Provided records

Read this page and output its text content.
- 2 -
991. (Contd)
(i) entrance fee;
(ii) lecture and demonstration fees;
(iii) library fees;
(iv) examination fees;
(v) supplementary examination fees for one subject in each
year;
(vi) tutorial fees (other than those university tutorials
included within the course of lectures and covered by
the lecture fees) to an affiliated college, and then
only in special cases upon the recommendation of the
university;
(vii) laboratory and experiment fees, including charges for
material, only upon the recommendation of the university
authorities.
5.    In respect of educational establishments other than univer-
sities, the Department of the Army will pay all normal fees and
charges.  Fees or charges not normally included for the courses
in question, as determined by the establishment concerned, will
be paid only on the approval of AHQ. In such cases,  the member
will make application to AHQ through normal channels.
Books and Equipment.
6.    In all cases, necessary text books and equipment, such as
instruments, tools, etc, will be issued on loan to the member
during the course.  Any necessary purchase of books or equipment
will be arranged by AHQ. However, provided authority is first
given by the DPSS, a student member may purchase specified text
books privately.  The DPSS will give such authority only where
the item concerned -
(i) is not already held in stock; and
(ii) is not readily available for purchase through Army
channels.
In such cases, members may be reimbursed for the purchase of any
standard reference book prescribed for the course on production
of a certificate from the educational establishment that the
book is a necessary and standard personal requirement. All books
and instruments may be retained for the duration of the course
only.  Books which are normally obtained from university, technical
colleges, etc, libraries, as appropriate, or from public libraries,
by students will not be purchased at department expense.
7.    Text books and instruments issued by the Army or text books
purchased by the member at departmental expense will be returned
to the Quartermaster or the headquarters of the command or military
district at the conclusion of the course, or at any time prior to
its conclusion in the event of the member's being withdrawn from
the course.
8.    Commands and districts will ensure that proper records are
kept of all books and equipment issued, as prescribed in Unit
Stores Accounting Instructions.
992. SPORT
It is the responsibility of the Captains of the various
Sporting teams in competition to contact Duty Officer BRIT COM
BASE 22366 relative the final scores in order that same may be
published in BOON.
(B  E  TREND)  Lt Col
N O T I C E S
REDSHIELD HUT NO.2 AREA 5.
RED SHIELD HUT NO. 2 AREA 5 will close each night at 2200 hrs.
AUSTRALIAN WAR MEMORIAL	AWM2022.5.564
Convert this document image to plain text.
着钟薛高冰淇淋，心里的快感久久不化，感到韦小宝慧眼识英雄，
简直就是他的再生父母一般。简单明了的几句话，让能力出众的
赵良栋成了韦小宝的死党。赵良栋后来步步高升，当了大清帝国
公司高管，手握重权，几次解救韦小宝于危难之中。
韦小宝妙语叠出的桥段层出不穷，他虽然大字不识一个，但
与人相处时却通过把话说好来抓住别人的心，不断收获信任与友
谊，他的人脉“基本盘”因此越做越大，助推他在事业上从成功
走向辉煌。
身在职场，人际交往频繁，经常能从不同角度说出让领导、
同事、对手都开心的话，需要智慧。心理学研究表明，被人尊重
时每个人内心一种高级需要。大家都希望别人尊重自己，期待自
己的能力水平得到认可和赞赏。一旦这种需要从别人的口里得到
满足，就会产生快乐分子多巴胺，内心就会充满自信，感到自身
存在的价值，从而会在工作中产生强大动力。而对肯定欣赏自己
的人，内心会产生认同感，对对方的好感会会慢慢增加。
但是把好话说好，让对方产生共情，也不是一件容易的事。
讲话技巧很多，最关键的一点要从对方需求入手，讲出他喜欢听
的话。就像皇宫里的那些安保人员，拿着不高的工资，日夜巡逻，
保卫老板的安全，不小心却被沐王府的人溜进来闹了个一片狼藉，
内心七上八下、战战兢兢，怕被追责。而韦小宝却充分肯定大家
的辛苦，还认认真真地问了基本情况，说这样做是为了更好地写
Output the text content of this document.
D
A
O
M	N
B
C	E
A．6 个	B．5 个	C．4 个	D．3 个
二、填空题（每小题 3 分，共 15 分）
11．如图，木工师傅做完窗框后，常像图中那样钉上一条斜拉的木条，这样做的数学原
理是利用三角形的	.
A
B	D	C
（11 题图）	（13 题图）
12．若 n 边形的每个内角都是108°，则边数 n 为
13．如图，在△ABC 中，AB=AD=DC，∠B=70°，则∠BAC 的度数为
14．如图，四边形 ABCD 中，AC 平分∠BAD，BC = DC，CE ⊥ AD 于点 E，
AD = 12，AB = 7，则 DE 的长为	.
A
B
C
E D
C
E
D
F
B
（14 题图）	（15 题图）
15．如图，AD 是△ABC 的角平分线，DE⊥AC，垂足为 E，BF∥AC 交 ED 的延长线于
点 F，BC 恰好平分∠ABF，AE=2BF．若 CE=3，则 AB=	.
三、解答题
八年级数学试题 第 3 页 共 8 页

What the exercise asks
The required output is the exact sequence of lines from the one containing "Convert this document image to plain text." through the end of the listing, both endpoints included.

Written response
Convert this document image to plain text.
着钟薛高冰淇淋，心里的快感久久不化，感到韦小宝慧眼识英雄，
简直就是他的再生父母一般。简单明了的几句话，让能力出众的
赵良栋成了韦小宝的死党。赵良栋后来步步高升，当了大清帝国
公司高管，手握重权，几次解救韦小宝于危难之中。
韦小宝妙语叠出的桥段层出不穷，他虽然大字不识一个，但
与人相处时却通过把话说好来抓住别人的心，不断收获信任与友
谊，他的人脉“基本盘”因此越做越大，助推他在事业上从成功
走向辉煌。
身在职场，人际交往频繁，经常能从不同角度说出让领导、
同事、对手都开心的话，需要智慧。心理学研究表明，被人尊重
时每个人内心一种高级需要。大家都希望别人尊重自己，期待自
己的能力水平得到认可和赞赏。一旦这种需要从别人的口里得到
满足，就会产生快乐分子多巴胺，内心就会充满自信，感到自身
存在的价值，从而会在工作中产生强大动力。而对肯定欣赏自己
的人，内心会产生认同感，对对方的好感会会慢慢增加。
但是把好话说好，让对方产生共情，也不是一件容易的事。
讲话技巧很多，最关键的一点要从对方需求入手，讲出他喜欢听
的话。就像皇宫里的那些安保人员，拿着不高的工资，日夜巡逻，
保卫老板的安全，不小心却被沐王府的人溜进来闹了个一片狼藉，
内心七上八下、战战兢兢，怕被追责。而韦小宝却充分肯定大家
的辛苦，还认认真真地问了基本情况，说这样做是为了更好地写
Output the text content of this document.
D
A
O
M	N
B
C	E
A．6 个	B．5 个	C．4 个	D．3 个
二、填空题（每小题 3 分，共 15 分）
11．如图，木工师傅做完窗框后，常像图中那样钉上一条斜拉的木条，这样做的数学原
理是利用三角形的	.
A
B	D	C
（11 题图）	（13 题图）
12．若 n 边形的每个内角都是108°，则边数 n 为
13．如图，在△ABC 中，AB=AD=DC，∠B=70°，则∠BAC 的度数为
14．如图，四边形 ABCD 中，AC 平分∠BAD，BC = DC，CE ⊥ AD 于点 E，
AD = 12，AB = 7，则 DE 的长为	.
A
B
C
E D
C
E
D
F
B
（14 题图）	（15 题图）
15．如图，AD 是△ABC 的角平分线，DE⊥AC，垂足为 E，BF∥AC 交 ED 的延长线于
点 F，BC 恰好平分∠ABF，AE=2BF．若 CE=3，则 AB=	.
三、解答题
八年级数学试题 第 3 页 共 8 页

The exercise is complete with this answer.